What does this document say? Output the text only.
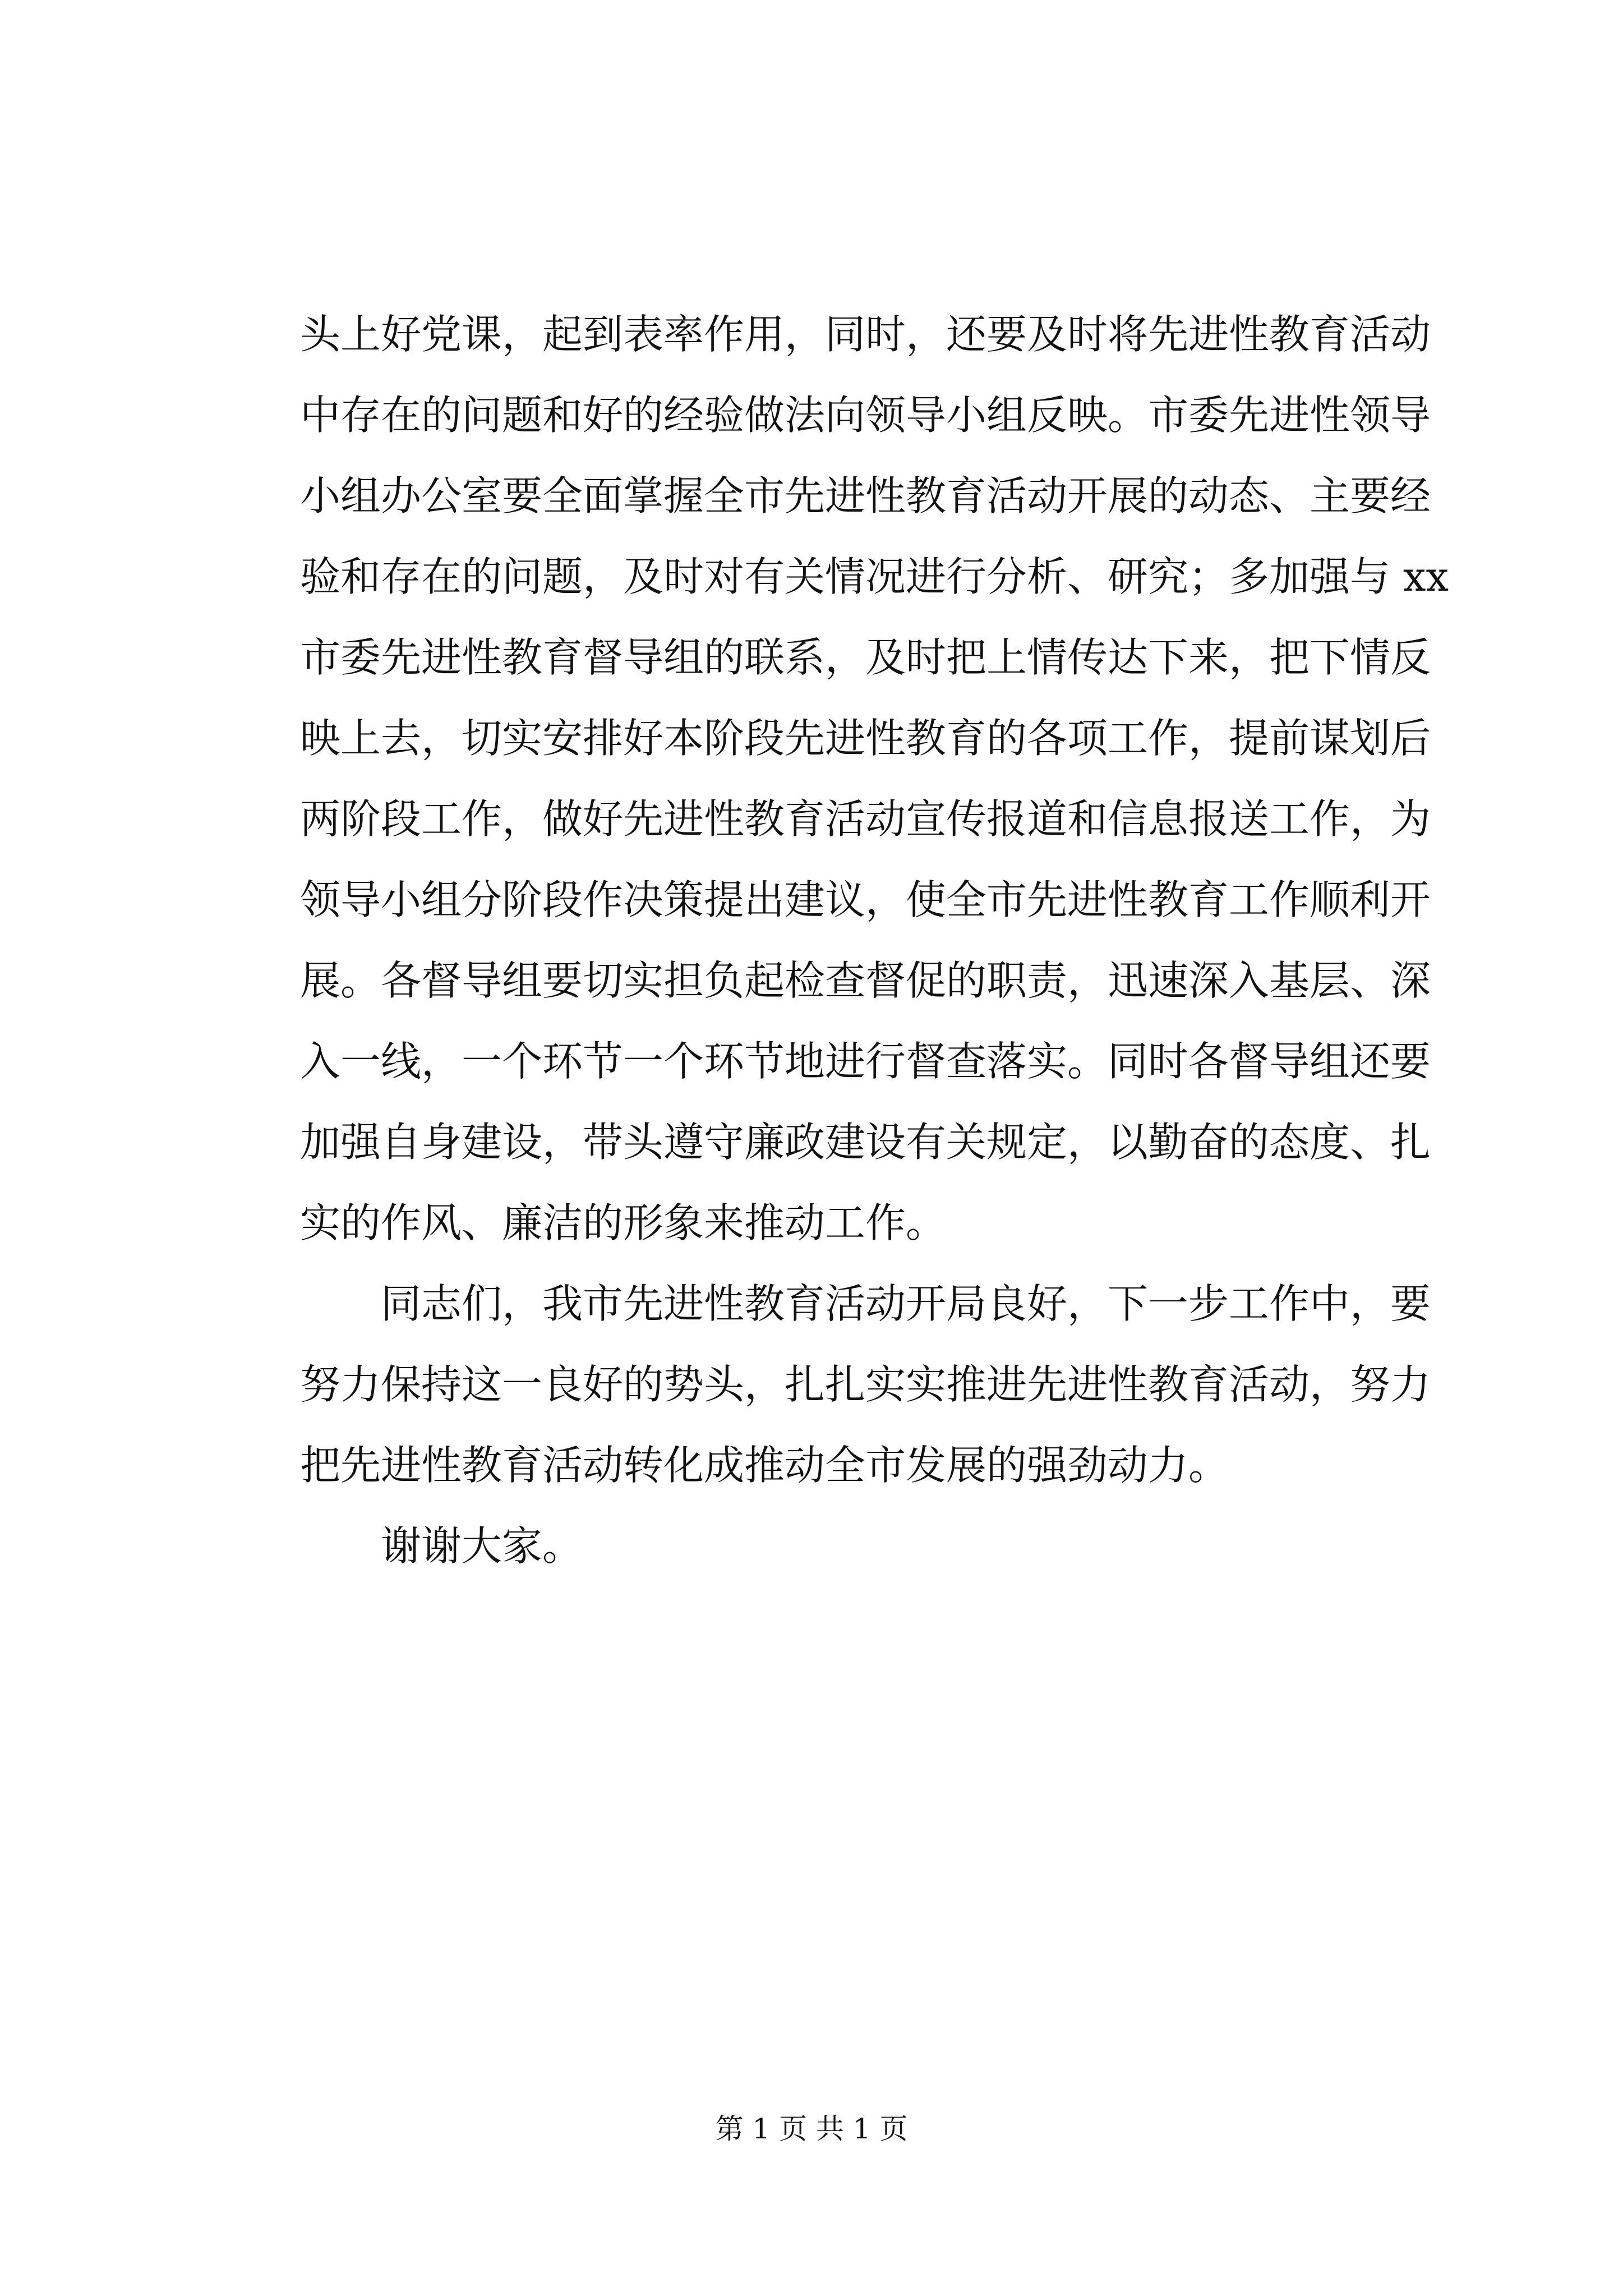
头上好党课，起到表率作用，同时，还要及时将先进性教育活动
中存在的问题和好的经验做法向领导小组反映。市委先进性领导
小组办公室要全面掌握全市先进性教育活动开展的动态、主要经
验和存在的问题，及时对有关情况进行分析、研究；多加强与 xx
市委先进性教育督导组的联系，及时把上情传达下来，把下情反
映上去，切实安排好本阶段先进性教育的各项工作，提前谋划后
两阶段工作，做好先进性教育活动宣传报道和信息报送工作，为
领导小组分阶段作决策提出建议，使全市先进性教育工作顺利开
展。各督导组要切实担负起检查督促的职责，迅速深入基层、深
入一线，一个环节一个环节地进行督查落实。同时各督导组还要
加强自身建设，带头遵守廉政建设有关规定，以勤奋的态度、扎
实的作风、廉洁的形象来推动工作。
同志们，我市先进性教育活动开局良好，下一步工作中，要
努力保持这一良好的势头，扎扎实实推进先进性教育活动，努力
把先进性教育活动转化成推动全市发展的强劲动力。
谢谢大家。
第 1 页 共 1 页
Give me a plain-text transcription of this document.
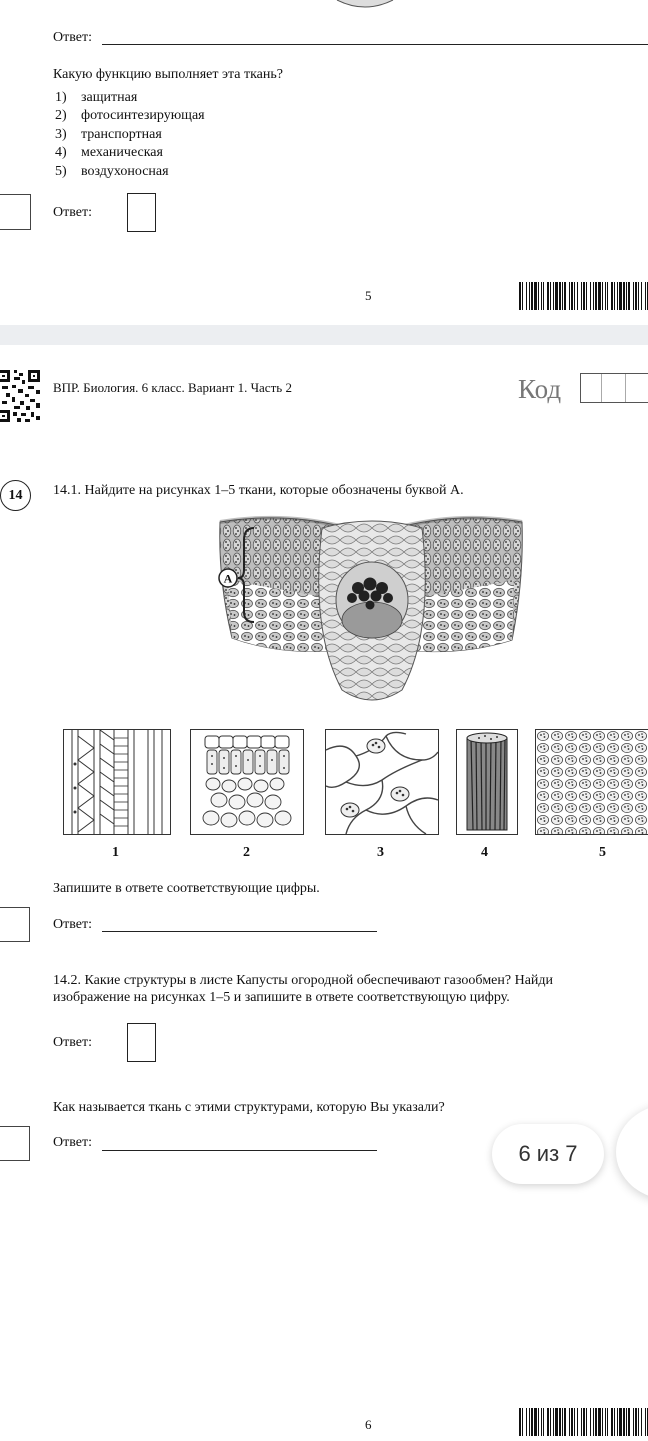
Ответ:
Какую функцию выполняет эта ткань?
1) защитная
2) фотосинтезирующая
3) транспортная
4) механическая
5) воздухоносная
Ответ:
5
ВПР. Биология. 6 класс. Вариант 1. Часть 2	Код
14	14.1. Найдите на рисунках 1–5 ткани, которые обозначены буквой А.
А
1	2	3	4	5
Запишите в ответе соответствующие цифры.
Ответ:
14.2. Какие структуры в листе Капусты огородной обеспечивают газообмен? Найди
изображение на рисунках 1–5 и запишите в ответе соответствующую цифру.
Ответ:
Как называется ткань с этими структурами, которую Вы указали?
Ответ:
6
6 из 7
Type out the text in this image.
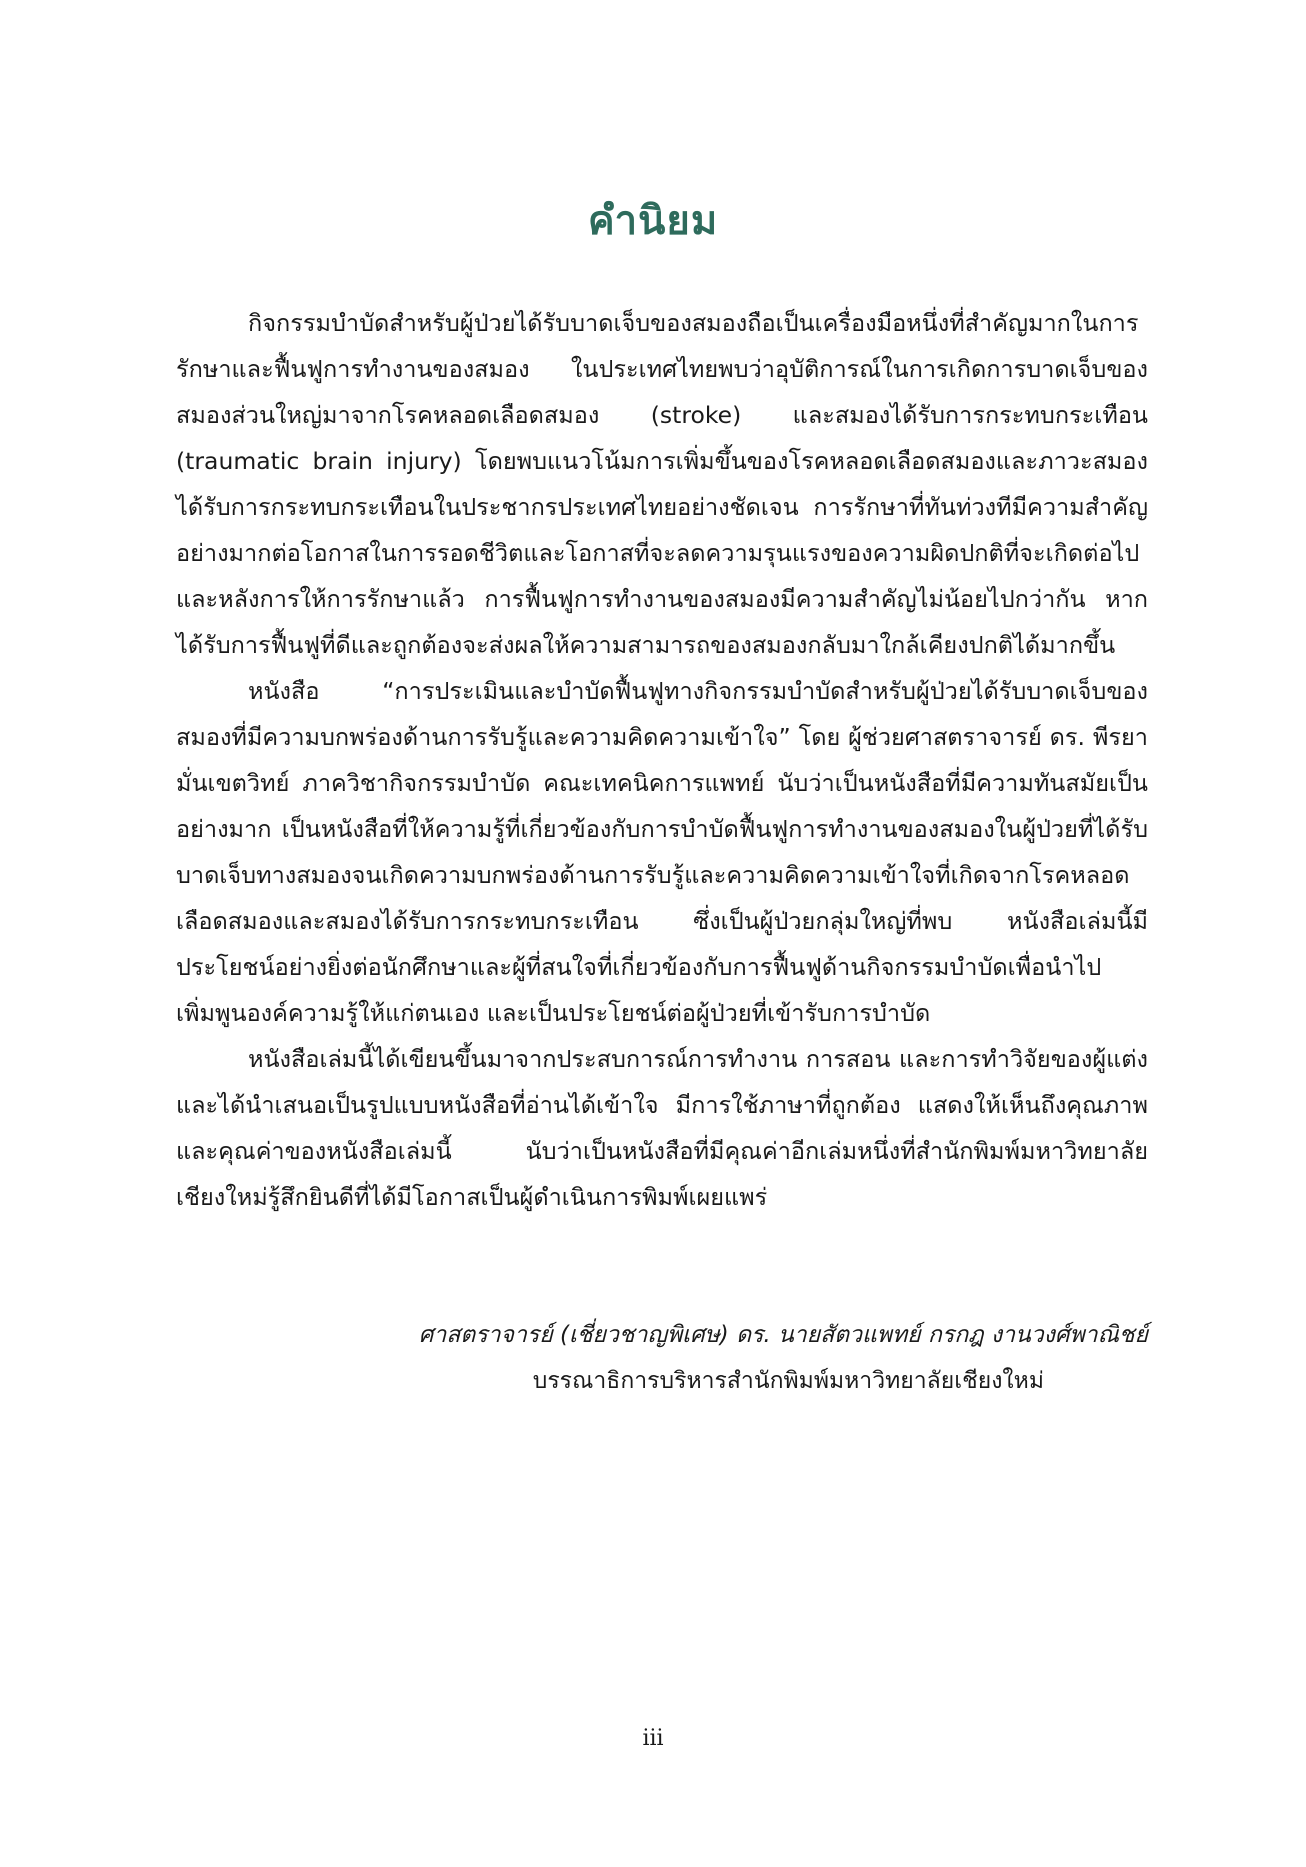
คำนิยม

กิจกรรมบำบัดสำหรับผู้ป่วยได้รับบาดเจ็บของสมองถือเป็นเครื่องมือหนึ่งที่สำคัญมากในการรักษาและฟื้นฟูการทำงานของสมอง ในประเทศไทยพบว่าอุบัติการณ์ในการเกิดการบาดเจ็บของสมองส่วนใหญ่มาจากโรคหลอดเลือดสมอง (stroke) และสมองได้รับการกระทบกระเทือน (traumatic brain injury) โดยพบแนวโน้มการเพิ่มขึ้นของโรคหลอดเลือดสมองและภาวะสมองได้รับการกระทบกระเทือนในประชากรประเทศไทยอย่างชัดเจน การรักษาที่ทันท่วงทีมีความสำคัญอย่างมากต่อโอกาสในการรอดชีวิตและโอกาสที่จะลดความรุนแรงของความผิดปกติที่จะเกิดต่อไป และหลังการให้การรักษาแล้ว การฟื้นฟูการทำงานของสมองมีความสำคัญไม่น้อยไปกว่ากัน หากได้รับการฟื้นฟูที่ดีและถูกต้องจะส่งผลให้ความสามารถของสมองกลับมาใกล้เคียงปกติได้มากขึ้น

หนังสือ “การประเมินและบำบัดฟื้นฟูทางกิจกรรมบำบัดสำหรับผู้ป่วยได้รับบาดเจ็บของสมองที่มีความบกพร่องด้านการรับรู้และความคิดความเข้าใจ” โดย ผู้ช่วยศาสตราจารย์ ดร. พีรยา มั่นเขตวิทย์ ภาควิชากิจกรรมบำบัด คณะเทคนิคการแพทย์ นับว่าเป็นหนังสือที่มีความทันสมัยเป็นอย่างมาก เป็นหนังสือที่ให้ความรู้ที่เกี่ยวข้องกับการบำบัดฟื้นฟูการทำงานของสมองในผู้ป่วยที่ได้รับบาดเจ็บทางสมองจนเกิดความบกพร่องด้านการรับรู้และความคิดความเข้าใจที่เกิดจากโรคหลอดเลือดสมองและสมองได้รับการกระทบกระเทือน ซึ่งเป็นผู้ป่วยกลุ่มใหญ่ที่พบ หนังสือเล่มนี้มีประโยชน์อย่างยิ่งต่อนักศึกษาและผู้ที่สนใจที่เกี่ยวข้องกับการฟื้นฟูด้านกิจกรรมบำบัดเพื่อนำไปเพิ่มพูนองค์ความรู้ให้แก่ตนเอง และเป็นประโยชน์ต่อผู้ป่วยที่เข้ารับการบำบัด

หนังสือเล่มนี้ได้เขียนขึ้นมาจากประสบการณ์การทำงาน การสอน และการทำวิจัยของผู้แต่ง และได้นำเสนอเป็นรูปแบบหนังสือที่อ่านได้เข้าใจ มีการใช้ภาษาที่ถูกต้อง แสดงให้เห็นถึงคุณภาพและคุณค่าของหนังสือเล่มนี้ นับว่าเป็นหนังสือที่มีคุณค่าอีกเล่มหนึ่งที่สำนักพิมพ์มหาวิทยาลัยเชียงใหม่รู้สึกยินดีที่ได้มีโอกาสเป็นผู้ดำเนินการพิมพ์เผยแพร่

ศาสตราจารย์ (เชี่ยวชาญพิเศษ) ดร. นายสัตวแพทย์ กรกฎ งานวงศ์พาณิชย์
บรรณาธิการบริหารสำนักพิมพ์มหาวิทยาลัยเชียงใหม่
iii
.....
▶ [What the task requires]:
Transcribe the complete set of entries verbatim. No pictures belong in the copy.

▶ [Response to the exercise]:
What does this document say? Output the text only.
头上好党课，起到表率作用，同时，还要及时将先进性教育活动
中存在的问题和好的经验做法向领导小组反映。市委先进性领导
小组办公室要全面掌握全市先进性教育活动开展的动态、主要经
验和存在的问题，及时对有关情况进行分析、研究；多加强与 xx
市委先进性教育督导组的联系，及时把上情传达下来，把下情反
映上去，切实安排好本阶段先进性教育的各项工作，提前谋划后
两阶段工作，做好先进性教育活动宣传报道和信息报送工作，为
领导小组分阶段作决策提出建议，使全市先进性教育工作顺利开
展。各督导组要切实担负起检查督促的职责，迅速深入基层、深
入一线，一个环节一个环节地进行督查落实。同时各督导组还要
加强自身建设，带头遵守廉政建设有关规定，以勤奋的态度、扎
实的作风、廉洁的形象来推动工作。
同志们，我市先进性教育活动开局良好，下一步工作中，要
努力保持这一良好的势头，扎扎实实推进先进性教育活动，努力
把先进性教育活动转化成推动全市发展的强劲动力。
谢谢大家。
第 1 页 共 1 页
Give me a plain-text transcription of this document.
Ответ:
Какую функцию выполняет эта ткань?
1) защитная
2) фотосинтезирующая
3) транспортная
4) механическая
5) воздухоносная
Ответ:
5
ВПР. Биология. 6 класс. Вариант 1. Часть 2	Код
14	14.1. Найдите на рисунках 1–5 ткани, которые обозначены буквой А.
А
1	2	3	4	5
Запишите в ответе соответствующие цифры.
Ответ:
14.2. Какие структуры в листе Капусты огородной обеспечивают газообмен? Найди
изображение на рисунках 1–5 и запишите в ответе соответствующую цифру.
Ответ:
Как называется ткань с этими структурами, которую Вы указали?
Ответ:
6
6 из 7
Type out the text in this image.
คำนิยม

กิจกรรมบำบัดสำหรับผู้ป่วยได้รับบาดเจ็บของสมองถือเป็นเครื่องมือหนึ่งที่สำคัญมากในการรักษาและฟื้นฟูการทำงานของสมอง ในประเทศไทยพบว่าอุบัติการณ์ในการเกิดการบาดเจ็บของสมองส่วนใหญ่มาจากโรคหลอดเลือดสมอง (stroke) และสมองได้รับการกระทบกระเทือน (traumatic brain injury) โดยพบแนวโน้มการเพิ่มขึ้นของโรคหลอดเลือดสมองและภาวะสมองได้รับการกระทบกระเทือนในประชากรประเทศไทยอย่างชัดเจน การรักษาที่ทันท่วงทีมีความสำคัญอย่างมากต่อโอกาสในการรอดชีวิตและโอกาสที่จะลดความรุนแรงของความผิดปกติที่จะเกิดต่อไป และหลังการให้การรักษาแล้ว การฟื้นฟูการทำงานของสมองมีความสำคัญไม่น้อยไปกว่ากัน หากได้รับการฟื้นฟูที่ดีและถูกต้องจะส่งผลให้ความสามารถของสมองกลับมาใกล้เคียงปกติได้มากขึ้น

หนังสือ “การประเมินและบำบัดฟื้นฟูทางกิจกรรมบำบัดสำหรับผู้ป่วยได้รับบาดเจ็บของสมองที่มีความบกพร่องด้านการรับรู้และความคิดความเข้าใจ” โดย ผู้ช่วยศาสตราจารย์ ดร. พีรยา มั่นเขตวิทย์ ภาควิชากิจกรรมบำบัด คณะเทคนิคการแพทย์ นับว่าเป็นหนังสือที่มีความทันสมัยเป็นอย่างมาก เป็นหนังสือที่ให้ความรู้ที่เกี่ยวข้องกับการบำบัดฟื้นฟูการทำงานของสมองในผู้ป่วยที่ได้รับบาดเจ็บทางสมองจนเกิดความบกพร่องด้านการรับรู้และความคิดความเข้าใจที่เกิดจากโรคหลอดเลือดสมองและสมองได้รับการกระทบกระเทือน ซึ่งเป็นผู้ป่วยกลุ่มใหญ่ที่พบ หนังสือเล่มนี้มีประโยชน์อย่างยิ่งต่อนักศึกษาและผู้ที่สนใจที่เกี่ยวข้องกับการฟื้นฟูด้านกิจกรรมบำบัดเพื่อนำไปเพิ่มพูนองค์ความรู้ให้แก่ตนเอง และเป็นประโยชน์ต่อผู้ป่วยที่เข้ารับการบำบัด

หนังสือเล่มนี้ได้เขียนขึ้นมาจากประสบการณ์การทำงาน การสอน และการทำวิจัยของผู้แต่ง และได้นำเสนอเป็นรูปแบบหนังสือที่อ่านได้เข้าใจ มีการใช้ภาษาที่ถูกต้อง แสดงให้เห็นถึงคุณภาพและคุณค่าของหนังสือเล่มนี้ นับว่าเป็นหนังสือที่มีคุณค่าอีกเล่มหนึ่งที่สำนักพิมพ์มหาวิทยาลัยเชียงใหม่รู้สึกยินดีที่ได้มีโอกาสเป็นผู้ดำเนินการพิมพ์เผยแพร่

ศาสตราจารย์ (เชี่ยวชาญพิเศษ) ดร. นายสัตวแพทย์ กรกฎ งานวงศ์พาณิชย์
บรรณาธิการบริหารสำนักพิมพ์มหาวิทยาลัยเชียงใหม่
iii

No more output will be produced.